WHAT YOU SHOULD DO - State how many lines contain "Petróleo", and write nothing except that count.

[Records from a data collection]

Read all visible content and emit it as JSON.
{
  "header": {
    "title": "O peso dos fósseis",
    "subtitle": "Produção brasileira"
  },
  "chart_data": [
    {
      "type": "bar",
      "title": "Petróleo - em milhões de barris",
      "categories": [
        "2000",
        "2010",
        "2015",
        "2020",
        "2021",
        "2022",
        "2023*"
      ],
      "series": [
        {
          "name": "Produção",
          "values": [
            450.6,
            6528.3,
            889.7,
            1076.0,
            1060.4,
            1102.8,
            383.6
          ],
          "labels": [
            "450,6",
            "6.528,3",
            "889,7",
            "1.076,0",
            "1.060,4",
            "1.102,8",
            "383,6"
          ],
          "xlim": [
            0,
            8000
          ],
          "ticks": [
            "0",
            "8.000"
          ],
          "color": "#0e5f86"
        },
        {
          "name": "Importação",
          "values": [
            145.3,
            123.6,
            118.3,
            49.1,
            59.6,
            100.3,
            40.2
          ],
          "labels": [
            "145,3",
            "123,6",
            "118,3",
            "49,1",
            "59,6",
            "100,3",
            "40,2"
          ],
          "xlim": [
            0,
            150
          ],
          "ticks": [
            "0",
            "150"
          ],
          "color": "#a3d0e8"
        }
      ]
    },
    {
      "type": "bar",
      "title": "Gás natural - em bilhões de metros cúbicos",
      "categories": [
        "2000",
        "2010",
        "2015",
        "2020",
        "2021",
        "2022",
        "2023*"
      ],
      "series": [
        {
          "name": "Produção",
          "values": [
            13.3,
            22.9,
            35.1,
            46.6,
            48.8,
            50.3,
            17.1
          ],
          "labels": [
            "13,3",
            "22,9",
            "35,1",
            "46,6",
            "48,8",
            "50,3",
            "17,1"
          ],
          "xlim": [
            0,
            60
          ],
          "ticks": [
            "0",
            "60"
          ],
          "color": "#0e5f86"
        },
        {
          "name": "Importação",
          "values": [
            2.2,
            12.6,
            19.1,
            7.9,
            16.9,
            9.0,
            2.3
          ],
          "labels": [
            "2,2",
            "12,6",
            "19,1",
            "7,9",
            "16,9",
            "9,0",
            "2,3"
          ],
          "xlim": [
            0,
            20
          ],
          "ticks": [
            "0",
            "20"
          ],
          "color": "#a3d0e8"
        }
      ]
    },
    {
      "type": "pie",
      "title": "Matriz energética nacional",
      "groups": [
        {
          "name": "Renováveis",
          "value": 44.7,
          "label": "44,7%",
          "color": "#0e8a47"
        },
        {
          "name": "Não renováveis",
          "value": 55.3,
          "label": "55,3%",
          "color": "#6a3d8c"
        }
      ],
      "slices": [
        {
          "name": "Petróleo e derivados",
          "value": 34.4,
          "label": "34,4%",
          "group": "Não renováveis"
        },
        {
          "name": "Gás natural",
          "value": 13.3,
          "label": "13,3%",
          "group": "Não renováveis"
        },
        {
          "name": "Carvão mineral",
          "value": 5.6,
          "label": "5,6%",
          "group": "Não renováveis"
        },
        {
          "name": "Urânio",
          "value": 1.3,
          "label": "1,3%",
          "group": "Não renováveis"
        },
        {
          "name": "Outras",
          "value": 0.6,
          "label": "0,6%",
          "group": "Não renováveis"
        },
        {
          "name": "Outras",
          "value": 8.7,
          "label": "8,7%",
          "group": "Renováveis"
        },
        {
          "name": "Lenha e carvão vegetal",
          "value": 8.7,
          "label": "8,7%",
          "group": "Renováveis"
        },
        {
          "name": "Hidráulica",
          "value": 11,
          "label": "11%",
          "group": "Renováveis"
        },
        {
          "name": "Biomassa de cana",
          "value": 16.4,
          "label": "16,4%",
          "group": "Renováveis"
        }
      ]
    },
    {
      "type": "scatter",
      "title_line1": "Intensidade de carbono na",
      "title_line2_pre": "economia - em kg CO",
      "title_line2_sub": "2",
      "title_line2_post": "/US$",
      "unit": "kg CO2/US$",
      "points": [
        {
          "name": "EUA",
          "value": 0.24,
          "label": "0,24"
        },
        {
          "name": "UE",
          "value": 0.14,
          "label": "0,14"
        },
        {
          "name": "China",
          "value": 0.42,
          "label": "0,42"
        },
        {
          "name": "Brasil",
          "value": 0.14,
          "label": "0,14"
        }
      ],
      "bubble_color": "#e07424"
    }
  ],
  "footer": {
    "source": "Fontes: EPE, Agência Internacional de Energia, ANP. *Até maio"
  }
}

SOLVED PROBLEM - 2